SHORT PROBLEM:
Check each line of the data for "heading" and select those that have it.

────────────────────────────────────────

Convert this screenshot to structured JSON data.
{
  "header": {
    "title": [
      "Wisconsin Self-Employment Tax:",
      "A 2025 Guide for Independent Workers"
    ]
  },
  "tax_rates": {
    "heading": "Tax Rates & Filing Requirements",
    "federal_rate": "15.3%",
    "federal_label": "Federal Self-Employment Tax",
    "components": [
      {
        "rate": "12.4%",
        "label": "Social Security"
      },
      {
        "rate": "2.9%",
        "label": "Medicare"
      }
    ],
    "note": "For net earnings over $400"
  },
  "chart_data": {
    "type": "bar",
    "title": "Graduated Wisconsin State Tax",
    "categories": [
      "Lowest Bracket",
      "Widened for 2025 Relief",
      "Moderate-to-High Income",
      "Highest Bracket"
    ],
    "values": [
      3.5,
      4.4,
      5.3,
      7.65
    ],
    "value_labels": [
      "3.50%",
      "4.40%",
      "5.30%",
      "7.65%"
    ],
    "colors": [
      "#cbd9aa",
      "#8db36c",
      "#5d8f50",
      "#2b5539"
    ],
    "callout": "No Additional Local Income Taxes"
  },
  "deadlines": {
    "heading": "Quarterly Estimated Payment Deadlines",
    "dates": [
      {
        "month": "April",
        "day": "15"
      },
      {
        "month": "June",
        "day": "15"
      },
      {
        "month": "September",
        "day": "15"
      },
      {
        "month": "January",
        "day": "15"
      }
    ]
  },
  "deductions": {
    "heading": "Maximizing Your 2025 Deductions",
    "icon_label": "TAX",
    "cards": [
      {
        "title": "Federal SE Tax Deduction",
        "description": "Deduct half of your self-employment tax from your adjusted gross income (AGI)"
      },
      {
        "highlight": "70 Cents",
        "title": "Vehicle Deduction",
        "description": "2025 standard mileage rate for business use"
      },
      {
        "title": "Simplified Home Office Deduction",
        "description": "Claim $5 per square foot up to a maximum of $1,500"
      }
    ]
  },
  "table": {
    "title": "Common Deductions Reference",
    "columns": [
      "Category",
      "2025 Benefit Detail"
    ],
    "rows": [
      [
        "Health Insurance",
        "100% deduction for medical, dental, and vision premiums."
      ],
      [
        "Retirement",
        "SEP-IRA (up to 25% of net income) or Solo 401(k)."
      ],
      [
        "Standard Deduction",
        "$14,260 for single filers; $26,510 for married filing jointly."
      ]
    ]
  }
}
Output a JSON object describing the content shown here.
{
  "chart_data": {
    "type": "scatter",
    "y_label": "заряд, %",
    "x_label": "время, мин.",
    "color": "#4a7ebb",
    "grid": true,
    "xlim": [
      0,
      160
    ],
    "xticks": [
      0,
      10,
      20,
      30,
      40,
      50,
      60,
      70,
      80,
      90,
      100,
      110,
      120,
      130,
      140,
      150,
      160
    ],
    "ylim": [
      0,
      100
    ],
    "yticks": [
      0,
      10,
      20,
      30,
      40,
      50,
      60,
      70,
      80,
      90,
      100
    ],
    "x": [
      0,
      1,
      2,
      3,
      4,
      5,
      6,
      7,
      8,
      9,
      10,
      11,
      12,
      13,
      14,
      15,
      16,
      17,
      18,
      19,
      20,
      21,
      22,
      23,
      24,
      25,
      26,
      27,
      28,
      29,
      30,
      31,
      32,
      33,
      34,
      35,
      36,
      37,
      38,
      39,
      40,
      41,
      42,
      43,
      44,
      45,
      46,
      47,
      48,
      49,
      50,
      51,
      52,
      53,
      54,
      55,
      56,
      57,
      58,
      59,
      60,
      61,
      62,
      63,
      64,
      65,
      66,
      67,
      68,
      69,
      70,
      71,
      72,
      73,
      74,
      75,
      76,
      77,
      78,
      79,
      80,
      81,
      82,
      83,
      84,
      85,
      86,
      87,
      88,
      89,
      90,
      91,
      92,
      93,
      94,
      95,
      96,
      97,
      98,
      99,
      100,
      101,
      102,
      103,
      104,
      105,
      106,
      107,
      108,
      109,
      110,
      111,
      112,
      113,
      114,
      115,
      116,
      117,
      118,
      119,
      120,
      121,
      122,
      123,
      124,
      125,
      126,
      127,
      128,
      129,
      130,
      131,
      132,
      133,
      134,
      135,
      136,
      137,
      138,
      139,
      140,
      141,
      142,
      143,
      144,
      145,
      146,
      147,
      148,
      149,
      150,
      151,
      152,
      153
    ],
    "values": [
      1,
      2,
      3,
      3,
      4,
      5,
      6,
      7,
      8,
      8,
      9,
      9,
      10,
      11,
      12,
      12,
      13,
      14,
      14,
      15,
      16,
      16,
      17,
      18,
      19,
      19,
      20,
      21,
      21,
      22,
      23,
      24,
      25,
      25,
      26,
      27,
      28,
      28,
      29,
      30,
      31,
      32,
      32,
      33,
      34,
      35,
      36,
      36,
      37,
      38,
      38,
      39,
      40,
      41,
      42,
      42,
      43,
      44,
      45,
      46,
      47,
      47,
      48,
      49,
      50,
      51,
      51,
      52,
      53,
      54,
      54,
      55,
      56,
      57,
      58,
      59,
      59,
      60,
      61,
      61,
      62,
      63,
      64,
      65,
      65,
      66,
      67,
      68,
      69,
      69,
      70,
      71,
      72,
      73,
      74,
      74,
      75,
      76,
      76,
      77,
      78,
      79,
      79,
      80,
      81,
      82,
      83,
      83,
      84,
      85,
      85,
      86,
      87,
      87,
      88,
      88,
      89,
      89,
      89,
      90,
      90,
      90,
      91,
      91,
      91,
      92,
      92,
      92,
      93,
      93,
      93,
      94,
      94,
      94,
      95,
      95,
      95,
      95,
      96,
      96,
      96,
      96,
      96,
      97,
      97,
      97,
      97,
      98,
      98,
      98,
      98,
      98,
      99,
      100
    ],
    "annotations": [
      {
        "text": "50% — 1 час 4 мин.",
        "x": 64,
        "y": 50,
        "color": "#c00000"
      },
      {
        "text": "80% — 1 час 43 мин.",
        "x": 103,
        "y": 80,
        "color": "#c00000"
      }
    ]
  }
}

────────────────────────────────────────

RESULT OF THE EXERCISE:
    "heading": "Tax Rates & Filing Requirements",
    "heading": "Quarterly Estimated Payment Deadlines",
    "heading": "Maximizing Your 2025 Deductions",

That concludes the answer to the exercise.